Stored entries
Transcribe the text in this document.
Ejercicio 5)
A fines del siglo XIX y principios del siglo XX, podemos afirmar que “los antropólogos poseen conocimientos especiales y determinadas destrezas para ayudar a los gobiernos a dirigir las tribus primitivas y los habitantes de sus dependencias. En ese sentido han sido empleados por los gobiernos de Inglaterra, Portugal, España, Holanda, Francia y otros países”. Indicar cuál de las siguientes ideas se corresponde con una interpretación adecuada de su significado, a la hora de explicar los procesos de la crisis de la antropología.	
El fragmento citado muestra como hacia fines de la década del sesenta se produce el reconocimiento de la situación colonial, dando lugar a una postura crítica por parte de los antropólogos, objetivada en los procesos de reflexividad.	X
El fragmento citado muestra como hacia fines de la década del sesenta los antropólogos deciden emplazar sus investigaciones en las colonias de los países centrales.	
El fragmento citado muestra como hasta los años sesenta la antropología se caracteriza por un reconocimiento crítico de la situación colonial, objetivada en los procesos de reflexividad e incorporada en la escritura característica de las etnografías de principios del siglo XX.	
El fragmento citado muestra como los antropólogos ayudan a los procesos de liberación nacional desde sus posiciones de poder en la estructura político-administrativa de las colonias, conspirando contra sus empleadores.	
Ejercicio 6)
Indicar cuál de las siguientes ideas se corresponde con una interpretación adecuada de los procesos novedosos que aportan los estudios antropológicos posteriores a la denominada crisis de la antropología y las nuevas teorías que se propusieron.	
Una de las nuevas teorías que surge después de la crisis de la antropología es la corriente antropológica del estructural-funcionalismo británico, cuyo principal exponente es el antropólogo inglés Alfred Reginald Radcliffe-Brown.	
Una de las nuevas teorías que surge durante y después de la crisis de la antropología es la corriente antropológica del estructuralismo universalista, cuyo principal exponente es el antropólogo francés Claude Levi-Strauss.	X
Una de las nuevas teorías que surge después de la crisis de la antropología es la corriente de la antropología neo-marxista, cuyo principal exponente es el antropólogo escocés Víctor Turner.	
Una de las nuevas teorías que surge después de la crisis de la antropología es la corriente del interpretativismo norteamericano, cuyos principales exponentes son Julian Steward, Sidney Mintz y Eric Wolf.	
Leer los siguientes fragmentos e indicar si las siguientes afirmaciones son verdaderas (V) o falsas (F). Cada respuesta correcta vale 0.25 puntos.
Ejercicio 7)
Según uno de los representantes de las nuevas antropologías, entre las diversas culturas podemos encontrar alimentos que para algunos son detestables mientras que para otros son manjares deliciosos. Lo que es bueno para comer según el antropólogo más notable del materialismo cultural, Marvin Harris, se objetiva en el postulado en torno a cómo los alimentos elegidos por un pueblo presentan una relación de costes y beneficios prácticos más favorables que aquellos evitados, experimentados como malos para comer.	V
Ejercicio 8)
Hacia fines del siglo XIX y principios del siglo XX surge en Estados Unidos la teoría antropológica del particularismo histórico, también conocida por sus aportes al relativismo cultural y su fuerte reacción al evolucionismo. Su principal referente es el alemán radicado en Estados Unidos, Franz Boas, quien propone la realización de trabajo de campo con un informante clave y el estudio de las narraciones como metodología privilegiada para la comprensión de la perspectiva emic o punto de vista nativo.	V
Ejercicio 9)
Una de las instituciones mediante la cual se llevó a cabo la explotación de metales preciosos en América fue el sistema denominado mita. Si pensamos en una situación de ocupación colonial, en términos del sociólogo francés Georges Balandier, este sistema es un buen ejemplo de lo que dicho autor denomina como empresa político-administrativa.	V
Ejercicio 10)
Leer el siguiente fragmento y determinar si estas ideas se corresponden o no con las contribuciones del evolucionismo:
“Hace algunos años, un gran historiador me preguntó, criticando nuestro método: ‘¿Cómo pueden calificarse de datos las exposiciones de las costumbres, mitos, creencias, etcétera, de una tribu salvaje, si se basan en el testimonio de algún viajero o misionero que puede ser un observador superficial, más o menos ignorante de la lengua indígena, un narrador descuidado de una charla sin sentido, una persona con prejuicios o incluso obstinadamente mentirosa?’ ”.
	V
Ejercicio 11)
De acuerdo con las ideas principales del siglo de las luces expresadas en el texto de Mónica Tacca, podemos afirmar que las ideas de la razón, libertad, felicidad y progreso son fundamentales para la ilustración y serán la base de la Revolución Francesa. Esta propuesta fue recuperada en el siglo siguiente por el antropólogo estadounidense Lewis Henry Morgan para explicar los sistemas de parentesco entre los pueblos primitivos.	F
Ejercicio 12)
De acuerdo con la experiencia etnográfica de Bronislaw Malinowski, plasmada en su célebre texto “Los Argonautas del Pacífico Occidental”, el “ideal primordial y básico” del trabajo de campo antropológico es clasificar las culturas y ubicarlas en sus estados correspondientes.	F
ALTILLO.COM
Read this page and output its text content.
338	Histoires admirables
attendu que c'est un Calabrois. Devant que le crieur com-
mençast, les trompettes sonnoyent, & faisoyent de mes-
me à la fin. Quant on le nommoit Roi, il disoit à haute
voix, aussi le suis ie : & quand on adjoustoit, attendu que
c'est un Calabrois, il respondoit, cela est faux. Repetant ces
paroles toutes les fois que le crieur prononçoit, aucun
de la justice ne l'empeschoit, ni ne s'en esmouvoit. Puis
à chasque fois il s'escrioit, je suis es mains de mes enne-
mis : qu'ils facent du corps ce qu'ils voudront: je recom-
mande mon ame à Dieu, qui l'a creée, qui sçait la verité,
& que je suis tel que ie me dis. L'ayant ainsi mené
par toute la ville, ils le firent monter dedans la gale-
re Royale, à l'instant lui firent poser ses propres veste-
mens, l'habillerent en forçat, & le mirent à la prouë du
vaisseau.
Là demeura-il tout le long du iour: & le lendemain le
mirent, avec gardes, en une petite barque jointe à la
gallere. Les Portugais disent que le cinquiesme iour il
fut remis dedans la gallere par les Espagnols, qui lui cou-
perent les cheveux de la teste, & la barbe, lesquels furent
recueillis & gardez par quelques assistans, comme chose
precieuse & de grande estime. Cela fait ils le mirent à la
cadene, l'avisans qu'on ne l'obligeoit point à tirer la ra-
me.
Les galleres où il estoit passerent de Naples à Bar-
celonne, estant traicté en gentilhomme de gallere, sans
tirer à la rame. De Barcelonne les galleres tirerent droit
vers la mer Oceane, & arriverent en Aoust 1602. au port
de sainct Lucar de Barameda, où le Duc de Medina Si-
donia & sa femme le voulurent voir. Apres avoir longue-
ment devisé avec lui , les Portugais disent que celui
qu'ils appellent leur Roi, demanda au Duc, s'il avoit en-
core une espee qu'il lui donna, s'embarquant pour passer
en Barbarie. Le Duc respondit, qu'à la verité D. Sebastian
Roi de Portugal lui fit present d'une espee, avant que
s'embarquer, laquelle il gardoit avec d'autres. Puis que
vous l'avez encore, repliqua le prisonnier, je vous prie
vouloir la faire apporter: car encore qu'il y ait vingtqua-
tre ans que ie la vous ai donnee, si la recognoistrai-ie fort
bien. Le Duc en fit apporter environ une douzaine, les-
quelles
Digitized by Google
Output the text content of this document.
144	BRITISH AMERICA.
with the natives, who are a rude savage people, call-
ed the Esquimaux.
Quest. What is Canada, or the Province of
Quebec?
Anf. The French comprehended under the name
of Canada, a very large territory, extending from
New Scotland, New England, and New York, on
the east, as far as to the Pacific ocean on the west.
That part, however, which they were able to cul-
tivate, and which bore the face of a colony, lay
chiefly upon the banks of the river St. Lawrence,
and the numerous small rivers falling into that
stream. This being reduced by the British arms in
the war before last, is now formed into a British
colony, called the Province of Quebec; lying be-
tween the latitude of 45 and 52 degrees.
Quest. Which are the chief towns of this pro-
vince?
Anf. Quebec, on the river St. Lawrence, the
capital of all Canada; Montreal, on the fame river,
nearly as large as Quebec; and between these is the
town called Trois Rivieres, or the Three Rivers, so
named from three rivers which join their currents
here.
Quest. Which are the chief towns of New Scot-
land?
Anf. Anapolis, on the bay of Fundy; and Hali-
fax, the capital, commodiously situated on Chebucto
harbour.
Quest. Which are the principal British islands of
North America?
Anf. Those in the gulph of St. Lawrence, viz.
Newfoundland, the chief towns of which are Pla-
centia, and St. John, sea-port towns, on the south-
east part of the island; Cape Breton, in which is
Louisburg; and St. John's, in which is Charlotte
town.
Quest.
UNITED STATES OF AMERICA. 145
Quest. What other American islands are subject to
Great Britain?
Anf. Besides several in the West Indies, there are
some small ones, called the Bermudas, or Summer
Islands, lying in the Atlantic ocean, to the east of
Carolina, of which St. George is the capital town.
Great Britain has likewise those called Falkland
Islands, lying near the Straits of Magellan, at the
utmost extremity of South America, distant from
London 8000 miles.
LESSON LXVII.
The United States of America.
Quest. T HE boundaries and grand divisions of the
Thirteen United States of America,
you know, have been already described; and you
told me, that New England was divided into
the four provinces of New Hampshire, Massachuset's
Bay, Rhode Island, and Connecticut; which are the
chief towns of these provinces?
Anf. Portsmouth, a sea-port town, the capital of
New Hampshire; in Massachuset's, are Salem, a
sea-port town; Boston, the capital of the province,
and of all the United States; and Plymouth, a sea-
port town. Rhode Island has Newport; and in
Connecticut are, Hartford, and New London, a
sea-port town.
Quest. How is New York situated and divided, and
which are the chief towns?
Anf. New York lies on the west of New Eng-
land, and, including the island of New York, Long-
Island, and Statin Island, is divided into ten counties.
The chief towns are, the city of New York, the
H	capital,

#### The problem
Find the lines containing "Rhode" and pull them out.

#### Complete answer
Bay, Rhode Island, and Connecticut; which are the
port town. Rhode Island has Newport; and in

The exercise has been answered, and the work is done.